_Do this_
Repeat all of the data precisely.

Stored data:
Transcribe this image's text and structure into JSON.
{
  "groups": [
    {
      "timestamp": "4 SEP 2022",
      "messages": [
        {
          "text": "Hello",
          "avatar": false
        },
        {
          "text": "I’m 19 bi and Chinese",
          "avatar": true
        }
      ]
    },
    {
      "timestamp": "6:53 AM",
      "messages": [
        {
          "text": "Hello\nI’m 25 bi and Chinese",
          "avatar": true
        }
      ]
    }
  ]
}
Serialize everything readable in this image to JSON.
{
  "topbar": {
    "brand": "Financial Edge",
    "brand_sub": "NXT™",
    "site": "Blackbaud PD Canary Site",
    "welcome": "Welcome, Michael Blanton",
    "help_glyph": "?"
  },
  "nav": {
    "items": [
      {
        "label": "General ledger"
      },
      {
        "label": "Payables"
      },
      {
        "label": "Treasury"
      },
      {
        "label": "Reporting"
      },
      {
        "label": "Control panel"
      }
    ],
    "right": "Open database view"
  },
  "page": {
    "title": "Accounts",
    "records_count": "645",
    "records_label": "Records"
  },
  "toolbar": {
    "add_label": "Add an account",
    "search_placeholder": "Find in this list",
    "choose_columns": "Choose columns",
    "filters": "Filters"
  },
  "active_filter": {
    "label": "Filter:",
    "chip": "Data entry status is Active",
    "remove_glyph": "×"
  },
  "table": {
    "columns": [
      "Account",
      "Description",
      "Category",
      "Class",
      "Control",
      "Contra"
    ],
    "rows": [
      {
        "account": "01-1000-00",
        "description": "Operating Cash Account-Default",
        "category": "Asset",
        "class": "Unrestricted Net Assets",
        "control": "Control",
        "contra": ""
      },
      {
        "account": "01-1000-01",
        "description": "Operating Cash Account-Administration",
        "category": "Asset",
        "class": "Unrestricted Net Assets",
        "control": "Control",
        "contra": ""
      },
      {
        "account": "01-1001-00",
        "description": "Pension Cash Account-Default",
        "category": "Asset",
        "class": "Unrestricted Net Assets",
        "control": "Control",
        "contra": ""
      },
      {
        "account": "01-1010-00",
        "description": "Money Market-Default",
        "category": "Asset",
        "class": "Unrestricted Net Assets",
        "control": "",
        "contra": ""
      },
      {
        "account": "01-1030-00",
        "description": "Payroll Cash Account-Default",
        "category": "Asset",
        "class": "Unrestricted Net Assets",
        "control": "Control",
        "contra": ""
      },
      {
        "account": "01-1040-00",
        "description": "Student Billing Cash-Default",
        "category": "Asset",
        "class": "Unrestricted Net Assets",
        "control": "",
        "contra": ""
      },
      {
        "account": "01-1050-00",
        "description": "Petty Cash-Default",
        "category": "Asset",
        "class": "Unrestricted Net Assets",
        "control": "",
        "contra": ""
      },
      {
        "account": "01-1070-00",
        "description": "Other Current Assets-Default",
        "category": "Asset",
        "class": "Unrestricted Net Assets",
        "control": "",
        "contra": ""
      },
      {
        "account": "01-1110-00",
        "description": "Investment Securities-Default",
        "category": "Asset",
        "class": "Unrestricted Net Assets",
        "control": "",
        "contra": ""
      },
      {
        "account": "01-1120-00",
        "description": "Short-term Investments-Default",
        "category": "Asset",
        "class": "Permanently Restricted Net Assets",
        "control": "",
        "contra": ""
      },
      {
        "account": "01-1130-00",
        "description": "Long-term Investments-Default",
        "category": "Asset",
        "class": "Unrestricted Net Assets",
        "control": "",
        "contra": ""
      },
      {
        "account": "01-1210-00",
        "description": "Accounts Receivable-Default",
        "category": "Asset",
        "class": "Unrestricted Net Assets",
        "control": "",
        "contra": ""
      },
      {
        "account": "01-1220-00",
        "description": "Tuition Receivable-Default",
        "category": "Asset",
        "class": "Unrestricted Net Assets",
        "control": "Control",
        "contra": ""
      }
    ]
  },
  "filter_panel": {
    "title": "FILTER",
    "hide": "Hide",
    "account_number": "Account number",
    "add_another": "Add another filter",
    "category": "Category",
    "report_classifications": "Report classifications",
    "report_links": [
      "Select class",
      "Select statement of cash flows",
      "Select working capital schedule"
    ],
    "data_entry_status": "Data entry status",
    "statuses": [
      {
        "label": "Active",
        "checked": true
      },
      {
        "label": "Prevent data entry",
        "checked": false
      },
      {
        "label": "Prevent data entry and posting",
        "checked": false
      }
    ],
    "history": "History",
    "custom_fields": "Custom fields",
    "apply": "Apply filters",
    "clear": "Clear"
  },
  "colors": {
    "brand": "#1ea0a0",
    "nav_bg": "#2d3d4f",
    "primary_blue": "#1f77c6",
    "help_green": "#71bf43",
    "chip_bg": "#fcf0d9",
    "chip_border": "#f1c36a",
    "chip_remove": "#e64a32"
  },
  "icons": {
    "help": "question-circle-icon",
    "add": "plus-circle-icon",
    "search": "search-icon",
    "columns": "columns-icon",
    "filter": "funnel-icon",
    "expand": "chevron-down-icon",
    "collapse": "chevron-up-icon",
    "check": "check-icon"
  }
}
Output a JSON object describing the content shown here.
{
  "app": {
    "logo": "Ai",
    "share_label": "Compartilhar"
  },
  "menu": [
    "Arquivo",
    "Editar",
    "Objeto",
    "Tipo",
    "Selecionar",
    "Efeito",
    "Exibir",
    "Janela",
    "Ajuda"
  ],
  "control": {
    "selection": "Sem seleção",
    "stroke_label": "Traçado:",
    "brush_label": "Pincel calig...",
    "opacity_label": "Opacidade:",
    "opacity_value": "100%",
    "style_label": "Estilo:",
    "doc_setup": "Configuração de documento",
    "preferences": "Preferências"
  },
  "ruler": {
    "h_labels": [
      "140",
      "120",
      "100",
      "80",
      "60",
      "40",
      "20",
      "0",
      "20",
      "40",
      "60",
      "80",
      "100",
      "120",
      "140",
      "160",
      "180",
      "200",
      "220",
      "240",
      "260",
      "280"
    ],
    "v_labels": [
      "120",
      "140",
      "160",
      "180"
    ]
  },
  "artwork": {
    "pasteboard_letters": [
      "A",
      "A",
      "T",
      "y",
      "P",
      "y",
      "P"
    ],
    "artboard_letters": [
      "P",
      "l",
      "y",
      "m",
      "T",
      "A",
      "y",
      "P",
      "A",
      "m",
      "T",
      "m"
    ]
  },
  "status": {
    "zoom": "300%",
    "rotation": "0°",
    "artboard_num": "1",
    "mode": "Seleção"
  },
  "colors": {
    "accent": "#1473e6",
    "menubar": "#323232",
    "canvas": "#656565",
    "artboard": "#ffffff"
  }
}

_Exercise result_
Transcribe this image's text and structure into JSON.
{
  "groups": [
    {
      "timestamp": "4 SEP 2022",
      "messages": [
        {
          "text": "Hello",
          "avatar": false
        },
        {
          "text": "I’m 19 bi and Chinese",
          "avatar": true
        }
      ]
    },
    {
      "timestamp": "6:53 AM",
      "messages": [
        {
          "text": "Hello\nI’m 25 bi and Chinese",
          "avatar": true
        }
      ]
    }
  ]
}
Serialize everything readable in this image to JSON.
{
  "topbar": {
    "brand": "Financial Edge",
    "brand_sub": "NXT™",
    "site": "Blackbaud PD Canary Site",
    "welcome": "Welcome, Michael Blanton",
    "help_glyph": "?"
  },
  "nav": {
    "items": [
      {
        "label": "General ledger"
      },
      {
        "label": "Payables"
      },
      {
        "label": "Treasury"
      },
      {
        "label": "Reporting"
      },
      {
        "label": "Control panel"
      }
    ],
    "right": "Open database view"
  },
  "page": {
    "title": "Accounts",
    "records_count": "645",
    "records_label": "Records"
  },
  "toolbar": {
    "add_label": "Add an account",
    "search_placeholder": "Find in this list",
    "choose_columns": "Choose columns",
    "filters": "Filters"
  },
  "active_filter": {
    "label": "Filter:",
    "chip": "Data entry status is Active",
    "remove_glyph": "×"
  },
  "table": {
    "columns": [
      "Account",
      "Description",
      "Category",
      "Class",
      "Control",
      "Contra"
    ],
    "rows": [
      {
        "account": "01-1000-00",
        "description": "Operating Cash Account-Default",
        "category": "Asset",
        "class": "Unrestricted Net Assets",
        "control": "Control",
        "contra": ""
      },
      {
        "account": "01-1000-01",
        "description": "Operating Cash Account-Administration",
        "category": "Asset",
        "class": "Unrestricted Net Assets",
        "control": "Control",
        "contra": ""
      },
      {
        "account": "01-1001-00",
        "description": "Pension Cash Account-Default",
        "category": "Asset",
        "class": "Unrestricted Net Assets",
        "control": "Control",
        "contra": ""
      },
      {
        "account": "01-1010-00",
        "description": "Money Market-Default",
        "category": "Asset",
        "class": "Unrestricted Net Assets",
        "control": "",
        "contra": ""
      },
      {
        "account": "01-1030-00",
        "description": "Payroll Cash Account-Default",
        "category": "Asset",
        "class": "Unrestricted Net Assets",
        "control": "Control",
        "contra": ""
      },
      {
        "account": "01-1040-00",
        "description": "Student Billing Cash-Default",
        "category": "Asset",
        "class": "Unrestricted Net Assets",
        "control": "",
        "contra": ""
      },
      {
        "account": "01-1050-00",
        "description": "Petty Cash-Default",
        "category": "Asset",
        "class": "Unrestricted Net Assets",
        "control": "",
        "contra": ""
      },
      {
        "account": "01-1070-00",
        "description": "Other Current Assets-Default",
        "category": "Asset",
        "class": "Unrestricted Net Assets",
        "control": "",
        "contra": ""
      },
      {
        "account": "01-1110-00",
        "description": "Investment Securities-Default",
        "category": "Asset",
        "class": "Unrestricted Net Assets",
        "control": "",
        "contra": ""
      },
      {
        "account": "01-1120-00",
        "description": "Short-term Investments-Default",
        "category": "Asset",
        "class": "Permanently Restricted Net Assets",
        "control": "",
        "contra": ""
      },
      {
        "account": "01-1130-00",
        "description": "Long-term Investments-Default",
        "category": "Asset",
        "class": "Unrestricted Net Assets",
        "control": "",
        "contra": ""
      },
      {
        "account": "01-1210-00",
        "description": "Accounts Receivable-Default",
        "category": "Asset",
        "class": "Unrestricted Net Assets",
        "control": "",
        "contra": ""
      },
      {
        "account": "01-1220-00",
        "description": "Tuition Receivable-Default",
        "category": "Asset",
        "class": "Unrestricted Net Assets",
        "control": "Control",
        "contra": ""
      }
    ]
  },
  "filter_panel": {
    "title": "FILTER",
    "hide": "Hide",
    "account_number": "Account number",
    "add_another": "Add another filter",
    "category": "Category",
    "report_classifications": "Report classifications",
    "report_links": [
      "Select class",
      "Select statement of cash flows",
      "Select working capital schedule"
    ],
    "data_entry_status": "Data entry status",
    "statuses": [
      {
        "label": "Active",
        "checked": true
      },
      {
        "label": "Prevent data entry",
        "checked": false
      },
      {
        "label": "Prevent data entry and posting",
        "checked": false
      }
    ],
    "history": "History",
    "custom_fields": "Custom fields",
    "apply": "Apply filters",
    "clear": "Clear"
  },
  "colors": {
    "brand": "#1ea0a0",
    "nav_bg": "#2d3d4f",
    "primary_blue": "#1f77c6",
    "help_green": "#71bf43",
    "chip_bg": "#fcf0d9",
    "chip_border": "#f1c36a",
    "chip_remove": "#e64a32"
  },
  "icons": {
    "help": "question-circle-icon",
    "add": "plus-circle-icon",
    "search": "search-icon",
    "columns": "columns-icon",
    "filter": "funnel-icon",
    "expand": "chevron-down-icon",
    "collapse": "chevron-up-icon",
    "check": "check-icon"
  }
}
Output a JSON object describing the content shown here.
{
  "app": {
    "logo": "Ai",
    "share_label": "Compartilhar"
  },
  "menu": [
    "Arquivo",
    "Editar",
    "Objeto",
    "Tipo",
    "Selecionar",
    "Efeito",
    "Exibir",
    "Janela",
    "Ajuda"
  ],
  "control": {
    "selection": "Sem seleção",
    "stroke_label": "Traçado:",
    "brush_label": "Pincel calig...",
    "opacity_label": "Opacidade:",
    "opacity_value": "100%",
    "style_label": "Estilo:",
    "doc_setup": "Configuração de documento",
    "preferences": "Preferências"
  },
  "ruler": {
    "h_labels": [
      "140",
      "120",
      "100",
      "80",
      "60",
      "40",
      "20",
      "0",
      "20",
      "40",
      "60",
      "80",
      "100",
      "120",
      "140",
      "160",
      "180",
      "200",
      "220",
      "240",
      "260",
      "280"
    ],
    "v_labels": [
      "120",
      "140",
      "160",
      "180"
    ]
  },
  "artwork": {
    "pasteboard_letters": [
      "A",
      "A",
      "T",
      "y",
      "P",
      "y",
      "P"
    ],
    "artboard_letters": [
      "P",
      "l",
      "y",
      "m",
      "T",
      "A",
      "y",
      "P",
      "A",
      "m",
      "T",
      "m"
    ]
  },
  "status": {
    "zoom": "300%",
    "rotation": "0°",
    "artboard_num": "1",
    "mode": "Seleção"
  },
  "colors": {
    "accent": "#1473e6",
    "menubar": "#323232",
    "canvas": "#656565",
    "artboard": "#ffffff"
  }
}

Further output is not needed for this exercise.